■ Exercise details ■
Copy out each line of the material below that holds the string "screenshot".

Data records
--- Begin ---

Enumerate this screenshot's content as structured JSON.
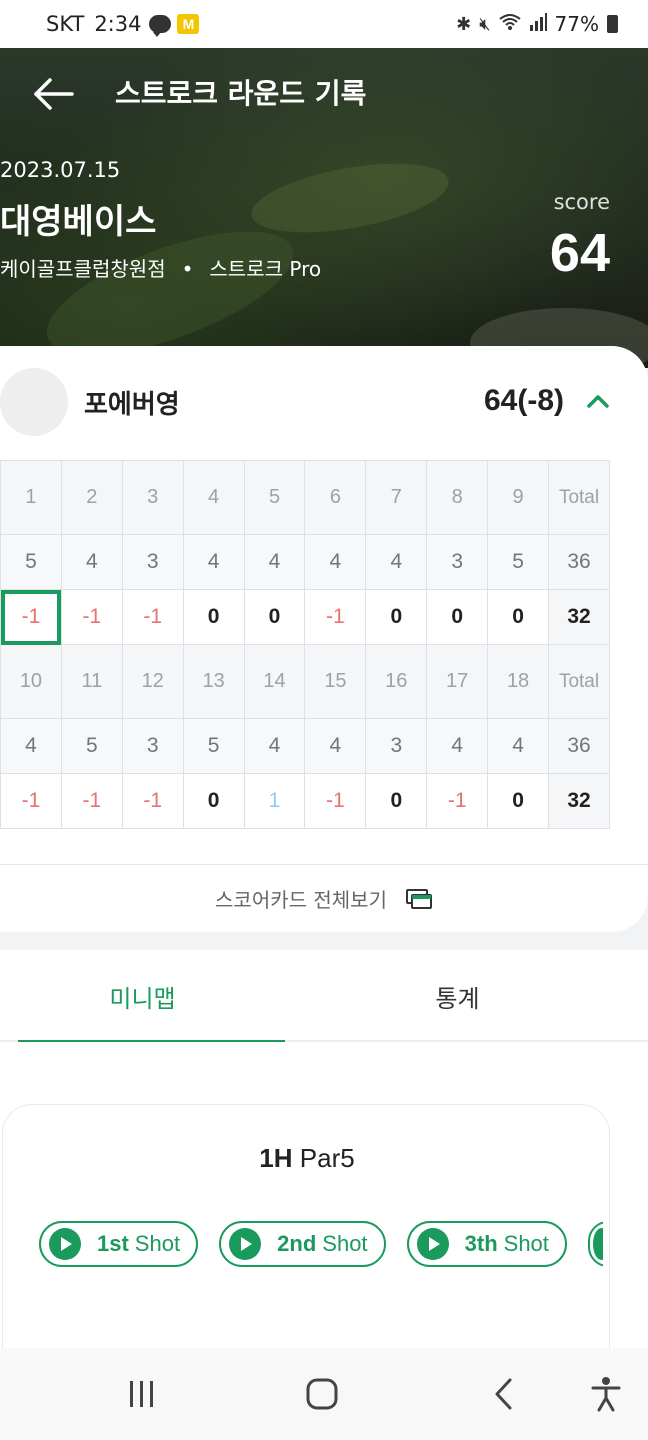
{
  "status_bar": {
    "carrier": "SKT",
    "time": "2:34",
    "talk_badge": "TALK",
    "m_badge": "M",
    "battery": "77%"
  },
  "header": {
    "title": "스트로크 라운드 기록"
  },
  "round": {
    "date": "2023.07.15",
    "course": "대영베이스",
    "store": "케이골프클럽창원점",
    "separator": "•",
    "mode": "스트로크 Pro",
    "score_label": "score",
    "score": "64"
  },
  "player": {
    "name": "포에버영",
    "total": "64(-8)"
  },
  "scorecard": {
    "front": {
      "holes": [
        "1",
        "2",
        "3",
        "4",
        "5",
        "6",
        "7",
        "8",
        "9",
        "Total"
      ],
      "par": [
        "5",
        "4",
        "3",
        "4",
        "4",
        "4",
        "4",
        "3",
        "5",
        "36"
      ],
      "scores": [
        "-1",
        "-1",
        "-1",
        "0",
        "0",
        "-1",
        "0",
        "0",
        "0",
        "32"
      ]
    },
    "back": {
      "holes": [
        "10",
        "11",
        "12",
        "13",
        "14",
        "15",
        "16",
        "17",
        "18",
        "Total"
      ],
      "par": [
        "4",
        "5",
        "3",
        "5",
        "4",
        "4",
        "3",
        "4",
        "4",
        "36"
      ],
      "scores": [
        "-1",
        "-1",
        "-1",
        "0",
        "1",
        "-1",
        "0",
        "-1",
        "0",
        "32"
      ]
    }
  },
  "full_view_label": "스코어카드 전체보기",
  "tabs": [
    {
      "label": "미니맵",
      "active": true
    },
    {
      "label": "통계",
      "active": false
    }
  ],
  "minimap": {
    "hole": "1H",
    "par": "Par5",
    "shots": [
      {
        "num": "1st",
        "label": "Shot"
      },
      {
        "num": "2nd",
        "label": "Shot"
      },
      {
        "num": "3th",
        "label": "Shot"
      }
    ]
  },
  "colors": {
    "accent": "#1a9a5c",
    "negative": "#e57373",
    "positive": "#90caf9"
  }
}
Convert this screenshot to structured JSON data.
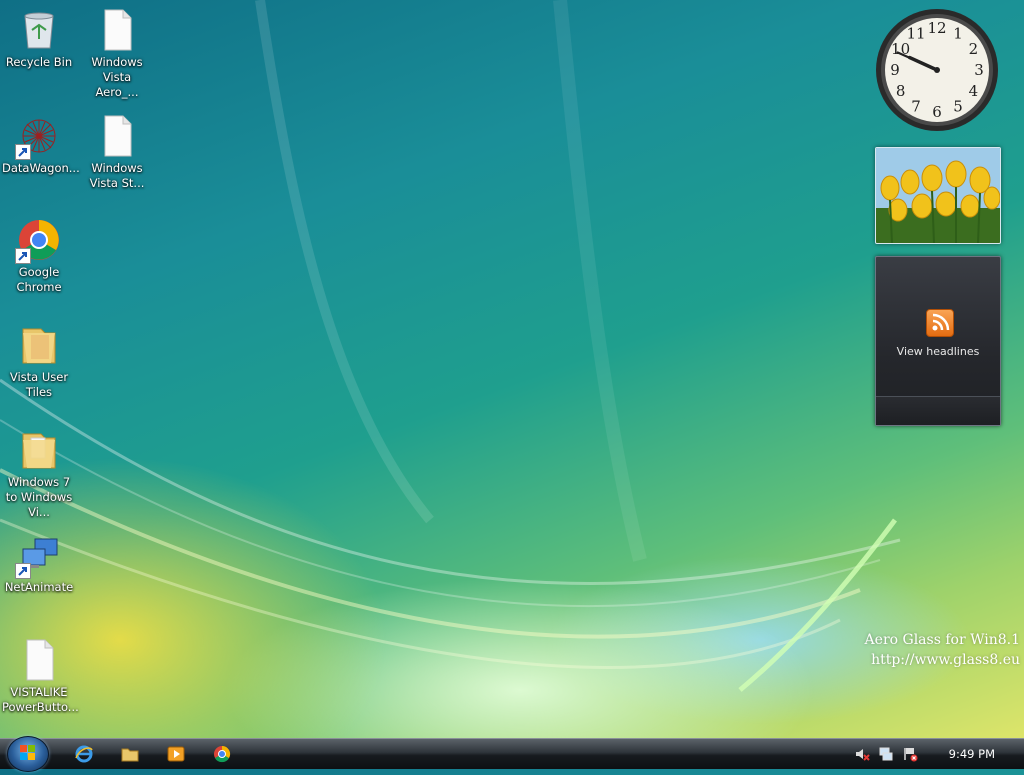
{
  "desktop": {
    "icons": [
      {
        "label": "Recycle Bin",
        "icon": "recycle-bin-icon"
      },
      {
        "label": "Windows Vista Aero_...",
        "icon": "file-icon"
      },
      {
        "label": "DataWagon...",
        "icon": "datawagon-icon"
      },
      {
        "label": "Windows Vista St...",
        "icon": "file-icon"
      },
      {
        "label": "Google Chrome",
        "icon": "chrome-icon"
      },
      {
        "label": "Vista User Tiles",
        "icon": "folder-icon"
      },
      {
        "label": "Windows 7 to Windows Vi...",
        "icon": "folder-icon"
      },
      {
        "label": "NetAnimate",
        "icon": "network-computers-icon"
      },
      {
        "label": "VISTALIKE PowerButto...",
        "icon": "file-icon"
      }
    ]
  },
  "gadgets": {
    "clock": {
      "hour": 9,
      "minute": 49,
      "numerals": [
        "12",
        "1",
        "2",
        "3",
        "4",
        "5",
        "6",
        "7",
        "8",
        "9",
        "10",
        "11"
      ]
    },
    "slideshow": {
      "subject": "yellow tulips"
    },
    "feeds": {
      "label": "View headlines",
      "icon": "rss-icon"
    }
  },
  "watermark": {
    "line1": "Aero Glass for Win8.1",
    "line2": "http://www.glass8.eu"
  },
  "taskbar": {
    "start_icon": "windows-start-icon",
    "quick_launch": [
      "internet-explorer-icon",
      "file-explorer-icon",
      "media-player-icon",
      "chrome-icon"
    ],
    "tray_icons": [
      "volume-muted-icon",
      "network-icon",
      "action-center-icon"
    ],
    "time": "9:49 PM"
  }
}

--- End ---

■ Completed task ■
Enumerate this screenshot's content as structured JSON.
Convert this screenshot to structured JSON data.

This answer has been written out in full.